EXTRACTO DE LA FUENTE:
"El día que lo mataron, Virgilio Leret tenía 34 años y estaba a punto
de hacer historia. Su nombre, que ni siquiera llegó a escribirse en una
lápida —nunca se supo dónde fue enterrado— estaría hoy en las
enciclopedias y quizá en alguna plaza de no haber sido fusilado aquella
noche del 17 al 18 de julio de 1936 en que, como describió su viuda, la
escritora mexicana Carlota O’Neill, se oyeron “los primeros disparos que
iban a incendiar el mundo”; los del inicio de la Guerra Civil, que
siguieron hasta que terminó la II Guerra Mundial.
En 1935, a Leret se le
había concedido la patente de su invento: el “mototurbocompresor de
reacción continua”, el primer motor a reacción español.
El presidente de
la República, Manuel Azaña, había dado orden de que empezara a
fabricarse en septiembre de 1936 en los talleres de Hispano Suiza de
Aviación, pero para entonces Leret llevaba más de un mes muerto. 78 años
después, su hija Carlota ha logrado que se exponga por fin en un museo.
Ha tenido que pagar la maqueta de su bolsillo.
De no haber sido fusilado, “a buen seguro que su motor hubiera sido
una realidad, con el consiguiente honor para su autor y para España”,
afirmó en 2002, en la revista Aeroplano (editada por el
Ministerio de Defensa), el prestigioso ingeniero aeronáutico Martín
Cuesta tras realizar un pormenorizado estudio de los planos de Leret.
“Era uno de los oficiales más brillantes de las Fuerzas Armadas”,
describió Paul Preston en El Holocausto español.
Carlota O'Neill y Virgilio Leret, con sus hijas, Mariela y Carlota (la más pequeña)
Cuando los regulares atacaron por sorpresa, aquel 17 de julio de
1936, el capitán Leret estaba al mando de la base de hidroaviones de
Atalayón (Melilla). La defendió sabiendo que estaba perdida -muchos
hombres estaban de permiso, por ser verano y viernes—, hasta que se
acabó la munición.

DATOS PROPORCIONADOS:

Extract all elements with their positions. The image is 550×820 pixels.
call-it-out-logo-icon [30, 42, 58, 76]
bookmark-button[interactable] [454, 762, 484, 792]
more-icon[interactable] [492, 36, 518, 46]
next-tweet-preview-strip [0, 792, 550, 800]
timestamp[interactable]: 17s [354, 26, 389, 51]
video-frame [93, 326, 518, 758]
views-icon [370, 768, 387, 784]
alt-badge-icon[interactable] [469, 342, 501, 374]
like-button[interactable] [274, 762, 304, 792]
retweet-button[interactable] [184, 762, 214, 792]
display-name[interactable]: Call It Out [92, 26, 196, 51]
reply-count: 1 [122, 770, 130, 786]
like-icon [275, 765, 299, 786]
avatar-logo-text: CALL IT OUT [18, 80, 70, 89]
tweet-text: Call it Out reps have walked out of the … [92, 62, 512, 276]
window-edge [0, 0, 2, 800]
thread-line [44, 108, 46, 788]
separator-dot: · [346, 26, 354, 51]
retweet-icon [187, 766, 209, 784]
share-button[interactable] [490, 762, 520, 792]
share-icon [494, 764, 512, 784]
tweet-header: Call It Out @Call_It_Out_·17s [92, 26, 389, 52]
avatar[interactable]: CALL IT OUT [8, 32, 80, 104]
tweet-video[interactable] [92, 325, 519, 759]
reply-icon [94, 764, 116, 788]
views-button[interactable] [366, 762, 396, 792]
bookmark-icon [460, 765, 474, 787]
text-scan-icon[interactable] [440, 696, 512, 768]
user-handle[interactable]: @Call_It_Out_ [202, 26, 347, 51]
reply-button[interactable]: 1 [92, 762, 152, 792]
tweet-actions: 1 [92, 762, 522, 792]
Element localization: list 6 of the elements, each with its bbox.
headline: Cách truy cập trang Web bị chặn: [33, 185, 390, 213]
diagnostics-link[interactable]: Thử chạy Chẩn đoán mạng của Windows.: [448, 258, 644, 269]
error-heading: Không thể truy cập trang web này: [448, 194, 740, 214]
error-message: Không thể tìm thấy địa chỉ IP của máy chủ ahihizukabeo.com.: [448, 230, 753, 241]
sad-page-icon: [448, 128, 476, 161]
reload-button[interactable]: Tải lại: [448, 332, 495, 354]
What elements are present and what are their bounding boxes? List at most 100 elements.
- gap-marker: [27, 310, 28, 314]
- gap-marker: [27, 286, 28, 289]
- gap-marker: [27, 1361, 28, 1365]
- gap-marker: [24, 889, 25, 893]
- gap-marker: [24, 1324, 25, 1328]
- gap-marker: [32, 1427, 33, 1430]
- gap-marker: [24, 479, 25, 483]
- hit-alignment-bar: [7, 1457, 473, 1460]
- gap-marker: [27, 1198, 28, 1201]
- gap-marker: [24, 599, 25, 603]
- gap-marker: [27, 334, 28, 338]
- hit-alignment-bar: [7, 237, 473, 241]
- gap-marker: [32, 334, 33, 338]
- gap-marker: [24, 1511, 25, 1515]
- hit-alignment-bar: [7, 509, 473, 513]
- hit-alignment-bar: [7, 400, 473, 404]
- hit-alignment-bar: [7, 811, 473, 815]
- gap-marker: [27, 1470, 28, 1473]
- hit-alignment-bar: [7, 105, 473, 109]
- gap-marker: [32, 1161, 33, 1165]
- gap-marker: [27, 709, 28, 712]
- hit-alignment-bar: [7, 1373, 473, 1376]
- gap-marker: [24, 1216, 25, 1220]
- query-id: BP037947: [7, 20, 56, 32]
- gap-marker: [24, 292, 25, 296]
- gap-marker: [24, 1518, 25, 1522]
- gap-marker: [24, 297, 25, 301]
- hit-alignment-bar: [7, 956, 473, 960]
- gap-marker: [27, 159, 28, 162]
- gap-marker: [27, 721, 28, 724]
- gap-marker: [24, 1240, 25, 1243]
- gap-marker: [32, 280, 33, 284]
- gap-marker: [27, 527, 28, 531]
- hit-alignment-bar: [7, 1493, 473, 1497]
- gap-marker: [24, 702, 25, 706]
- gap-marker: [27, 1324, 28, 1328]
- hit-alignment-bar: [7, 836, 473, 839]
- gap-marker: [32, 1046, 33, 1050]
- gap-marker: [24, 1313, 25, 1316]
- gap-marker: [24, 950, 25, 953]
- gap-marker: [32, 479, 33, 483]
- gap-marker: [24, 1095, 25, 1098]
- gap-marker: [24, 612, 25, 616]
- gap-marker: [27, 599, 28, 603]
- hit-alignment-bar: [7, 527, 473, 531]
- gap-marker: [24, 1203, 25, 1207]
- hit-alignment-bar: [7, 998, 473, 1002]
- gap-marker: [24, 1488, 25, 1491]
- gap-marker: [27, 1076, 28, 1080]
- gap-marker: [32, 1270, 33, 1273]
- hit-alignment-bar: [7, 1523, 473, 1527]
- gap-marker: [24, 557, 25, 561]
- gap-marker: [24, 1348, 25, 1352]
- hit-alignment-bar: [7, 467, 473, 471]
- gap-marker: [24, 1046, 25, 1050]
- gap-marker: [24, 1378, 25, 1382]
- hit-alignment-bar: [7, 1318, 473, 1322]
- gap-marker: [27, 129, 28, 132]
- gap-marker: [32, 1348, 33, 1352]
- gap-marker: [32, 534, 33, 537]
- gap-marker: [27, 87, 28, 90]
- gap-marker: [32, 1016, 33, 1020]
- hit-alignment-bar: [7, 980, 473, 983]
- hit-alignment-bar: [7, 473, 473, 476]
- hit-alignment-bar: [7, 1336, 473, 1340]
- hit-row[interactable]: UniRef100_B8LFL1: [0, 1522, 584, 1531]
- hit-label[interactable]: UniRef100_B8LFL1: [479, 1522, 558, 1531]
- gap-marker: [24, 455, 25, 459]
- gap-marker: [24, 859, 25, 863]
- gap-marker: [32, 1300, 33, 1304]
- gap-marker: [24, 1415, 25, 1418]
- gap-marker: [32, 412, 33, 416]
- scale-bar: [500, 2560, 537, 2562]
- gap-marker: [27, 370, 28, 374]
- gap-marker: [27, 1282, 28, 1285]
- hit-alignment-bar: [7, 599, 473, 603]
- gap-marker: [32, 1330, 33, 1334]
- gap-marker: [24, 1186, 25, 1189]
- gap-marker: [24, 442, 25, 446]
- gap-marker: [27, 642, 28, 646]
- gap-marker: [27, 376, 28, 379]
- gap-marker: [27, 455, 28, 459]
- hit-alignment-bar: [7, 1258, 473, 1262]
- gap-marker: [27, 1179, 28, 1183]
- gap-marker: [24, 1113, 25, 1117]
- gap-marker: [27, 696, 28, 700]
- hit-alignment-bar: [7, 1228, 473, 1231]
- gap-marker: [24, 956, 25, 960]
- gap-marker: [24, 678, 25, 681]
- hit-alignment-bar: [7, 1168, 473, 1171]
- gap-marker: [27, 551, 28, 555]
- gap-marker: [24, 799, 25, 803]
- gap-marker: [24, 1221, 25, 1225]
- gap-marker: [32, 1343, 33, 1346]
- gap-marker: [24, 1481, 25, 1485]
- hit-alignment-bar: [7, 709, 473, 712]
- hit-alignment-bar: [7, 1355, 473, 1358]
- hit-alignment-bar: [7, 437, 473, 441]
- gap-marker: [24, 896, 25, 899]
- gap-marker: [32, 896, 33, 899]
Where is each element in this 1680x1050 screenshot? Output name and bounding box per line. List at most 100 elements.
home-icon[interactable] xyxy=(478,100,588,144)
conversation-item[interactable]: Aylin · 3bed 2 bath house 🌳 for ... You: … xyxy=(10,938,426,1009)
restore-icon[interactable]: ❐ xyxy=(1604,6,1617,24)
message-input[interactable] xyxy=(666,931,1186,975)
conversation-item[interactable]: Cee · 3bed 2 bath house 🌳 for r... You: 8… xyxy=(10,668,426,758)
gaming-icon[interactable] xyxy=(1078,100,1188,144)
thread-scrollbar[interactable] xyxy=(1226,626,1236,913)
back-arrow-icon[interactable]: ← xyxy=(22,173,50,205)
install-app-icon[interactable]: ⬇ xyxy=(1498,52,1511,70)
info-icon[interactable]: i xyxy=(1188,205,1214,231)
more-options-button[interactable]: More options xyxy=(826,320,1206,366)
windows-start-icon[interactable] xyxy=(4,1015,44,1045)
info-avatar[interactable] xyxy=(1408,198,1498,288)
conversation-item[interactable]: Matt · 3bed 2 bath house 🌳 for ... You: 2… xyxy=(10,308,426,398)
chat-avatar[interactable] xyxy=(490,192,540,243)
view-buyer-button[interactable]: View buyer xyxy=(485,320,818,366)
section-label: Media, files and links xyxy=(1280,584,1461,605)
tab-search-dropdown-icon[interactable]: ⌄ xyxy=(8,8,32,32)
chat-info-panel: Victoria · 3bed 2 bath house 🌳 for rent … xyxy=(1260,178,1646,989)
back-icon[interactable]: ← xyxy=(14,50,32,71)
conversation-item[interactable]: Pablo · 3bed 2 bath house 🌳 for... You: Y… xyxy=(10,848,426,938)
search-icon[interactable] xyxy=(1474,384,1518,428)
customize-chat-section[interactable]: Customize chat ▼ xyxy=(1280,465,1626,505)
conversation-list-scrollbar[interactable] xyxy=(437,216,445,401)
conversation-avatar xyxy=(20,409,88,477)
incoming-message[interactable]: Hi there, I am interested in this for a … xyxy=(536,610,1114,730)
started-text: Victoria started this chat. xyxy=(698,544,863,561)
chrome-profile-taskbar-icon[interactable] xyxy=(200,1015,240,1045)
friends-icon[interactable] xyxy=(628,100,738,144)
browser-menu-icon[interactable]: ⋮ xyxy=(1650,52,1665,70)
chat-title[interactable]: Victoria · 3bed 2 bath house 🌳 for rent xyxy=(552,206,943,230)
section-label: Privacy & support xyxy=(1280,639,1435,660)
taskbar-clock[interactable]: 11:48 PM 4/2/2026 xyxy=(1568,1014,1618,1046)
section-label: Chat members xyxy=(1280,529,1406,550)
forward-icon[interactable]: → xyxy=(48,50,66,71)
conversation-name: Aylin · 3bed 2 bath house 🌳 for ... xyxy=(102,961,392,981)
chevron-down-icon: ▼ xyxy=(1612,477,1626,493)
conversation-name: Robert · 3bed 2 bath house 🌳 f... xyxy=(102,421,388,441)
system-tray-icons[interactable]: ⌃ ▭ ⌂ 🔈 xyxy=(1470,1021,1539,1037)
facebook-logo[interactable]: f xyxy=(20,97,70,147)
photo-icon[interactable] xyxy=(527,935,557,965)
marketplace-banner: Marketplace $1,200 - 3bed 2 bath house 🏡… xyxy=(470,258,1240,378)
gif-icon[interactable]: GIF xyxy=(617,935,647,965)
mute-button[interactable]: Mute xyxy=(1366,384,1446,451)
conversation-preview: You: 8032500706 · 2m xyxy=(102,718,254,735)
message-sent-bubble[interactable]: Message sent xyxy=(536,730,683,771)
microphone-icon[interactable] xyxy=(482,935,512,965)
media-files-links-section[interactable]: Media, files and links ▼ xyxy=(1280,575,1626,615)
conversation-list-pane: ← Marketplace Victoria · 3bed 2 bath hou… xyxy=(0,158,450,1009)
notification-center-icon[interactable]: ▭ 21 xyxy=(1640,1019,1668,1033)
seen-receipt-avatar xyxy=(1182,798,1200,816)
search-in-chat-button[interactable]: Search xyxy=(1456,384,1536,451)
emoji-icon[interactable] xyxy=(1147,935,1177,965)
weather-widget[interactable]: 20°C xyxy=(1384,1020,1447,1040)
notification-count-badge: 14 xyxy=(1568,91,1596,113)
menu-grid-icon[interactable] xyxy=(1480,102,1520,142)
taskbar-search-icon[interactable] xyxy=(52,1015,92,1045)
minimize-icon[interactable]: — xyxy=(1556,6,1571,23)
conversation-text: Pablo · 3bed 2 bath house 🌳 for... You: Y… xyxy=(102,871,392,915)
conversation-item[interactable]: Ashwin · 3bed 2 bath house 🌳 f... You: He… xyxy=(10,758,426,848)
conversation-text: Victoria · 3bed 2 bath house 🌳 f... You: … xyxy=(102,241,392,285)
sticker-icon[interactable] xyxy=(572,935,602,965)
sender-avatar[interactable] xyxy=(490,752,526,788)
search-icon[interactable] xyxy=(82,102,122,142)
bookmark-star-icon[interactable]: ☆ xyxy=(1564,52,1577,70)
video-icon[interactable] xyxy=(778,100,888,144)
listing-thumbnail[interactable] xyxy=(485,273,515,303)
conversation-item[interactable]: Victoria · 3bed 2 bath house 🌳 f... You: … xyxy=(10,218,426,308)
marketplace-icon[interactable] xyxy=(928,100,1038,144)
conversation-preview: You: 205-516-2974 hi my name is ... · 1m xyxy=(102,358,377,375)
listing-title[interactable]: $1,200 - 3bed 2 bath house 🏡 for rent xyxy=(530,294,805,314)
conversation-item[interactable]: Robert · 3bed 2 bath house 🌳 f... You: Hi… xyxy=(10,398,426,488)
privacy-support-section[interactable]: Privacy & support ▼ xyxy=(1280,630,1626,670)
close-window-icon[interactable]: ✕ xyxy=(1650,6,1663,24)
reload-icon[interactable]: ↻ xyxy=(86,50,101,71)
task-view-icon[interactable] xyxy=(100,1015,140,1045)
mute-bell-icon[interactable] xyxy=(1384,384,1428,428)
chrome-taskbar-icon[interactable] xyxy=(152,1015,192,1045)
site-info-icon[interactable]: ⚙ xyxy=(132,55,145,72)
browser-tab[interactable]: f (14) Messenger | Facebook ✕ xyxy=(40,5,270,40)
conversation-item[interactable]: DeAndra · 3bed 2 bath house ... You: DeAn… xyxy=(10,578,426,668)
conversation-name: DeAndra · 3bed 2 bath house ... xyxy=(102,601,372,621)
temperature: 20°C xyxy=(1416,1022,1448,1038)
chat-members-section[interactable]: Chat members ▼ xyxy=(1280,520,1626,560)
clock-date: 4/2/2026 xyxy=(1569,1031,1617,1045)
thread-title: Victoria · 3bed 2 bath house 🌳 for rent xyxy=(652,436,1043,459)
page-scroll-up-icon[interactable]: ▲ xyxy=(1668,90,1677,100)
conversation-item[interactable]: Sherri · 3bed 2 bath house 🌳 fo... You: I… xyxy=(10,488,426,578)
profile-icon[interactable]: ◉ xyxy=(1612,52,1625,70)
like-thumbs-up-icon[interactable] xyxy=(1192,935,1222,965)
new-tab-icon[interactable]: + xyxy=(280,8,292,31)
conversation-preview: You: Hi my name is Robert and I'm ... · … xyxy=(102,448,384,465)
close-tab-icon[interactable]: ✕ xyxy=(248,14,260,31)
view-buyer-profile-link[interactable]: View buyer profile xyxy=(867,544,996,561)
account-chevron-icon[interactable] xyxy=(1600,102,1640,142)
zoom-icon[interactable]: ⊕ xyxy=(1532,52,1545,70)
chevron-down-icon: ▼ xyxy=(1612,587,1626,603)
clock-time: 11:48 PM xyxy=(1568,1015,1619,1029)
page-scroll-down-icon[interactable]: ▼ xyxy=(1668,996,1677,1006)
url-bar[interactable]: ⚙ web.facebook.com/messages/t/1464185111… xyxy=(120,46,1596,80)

TAREAS:
A. Según el extracto sobre Virgilio Leret, ¿qué invento le patentaron en 1935?
B. Copia las líneas del listado empezando por la primera y terminando en la que contiene "error-heading: Không thể", ambas incluidas.

RESULTADOS FINALES:
A. El "mototurbocompresor de reacción continua", el primer motor a reacción español.

B.
Extract all elements with their positions. The image is 550×820 pixels.
call-it-out-logo-icon [30, 42, 58, 76]
bookmark-button[interactable] [454, 762, 484, 792]
more-icon[interactable] [492, 36, 518, 46]
next-tweet-preview-strip [0, 792, 550, 800]
timestamp[interactable]: 17s [354, 26, 389, 51]
video-frame [93, 326, 518, 758]
views-icon [370, 768, 387, 784]
alt-badge-icon[interactable] [469, 342, 501, 374]
like-button[interactable] [274, 762, 304, 792]
retweet-button[interactable] [184, 762, 214, 792]
display-name[interactable]: Call It Out [92, 26, 196, 51]
reply-count: 1 [122, 770, 130, 786]
like-icon [275, 765, 299, 786]
avatar-logo-text: CALL IT OUT [18, 80, 70, 89]
tweet-text: Call it Out reps have walked out of the … [92, 62, 512, 276]
window-edge [0, 0, 2, 800]
thread-line [44, 108, 46, 788]
separator-dot: · [346, 26, 354, 51]
retweet-icon [187, 766, 209, 784]
share-button[interactable] [490, 762, 520, 792]
share-icon [494, 764, 512, 784]
tweet-header: Call It Out @Call_It_Out_·17s [92, 26, 389, 52]
avatar[interactable]: CALL IT OUT [8, 32, 80, 104]
tweet-video[interactable] [92, 325, 519, 759]
reply-icon [94, 764, 116, 788]
views-button[interactable] [366, 762, 396, 792]
bookmark-icon [460, 765, 474, 787]
text-scan-icon[interactable] [440, 696, 512, 768]
user-handle[interactable]: @Call_It_Out_ [202, 26, 347, 51]
reply-button[interactable]: 1 [92, 762, 152, 792]
tweet-actions: 1 [92, 762, 522, 792]
Element localization: list 6 of the elements, each with its bbox.
headline: Cách truy cập trang Web bị chặn: [33, 185, 390, 213]
diagnostics-link[interactable]: Thử chạy Chẩn đoán mạng của Windows.: [448, 258, 644, 269]
error-heading: Không thể truy cập trang web này: [448, 194, 740, 214]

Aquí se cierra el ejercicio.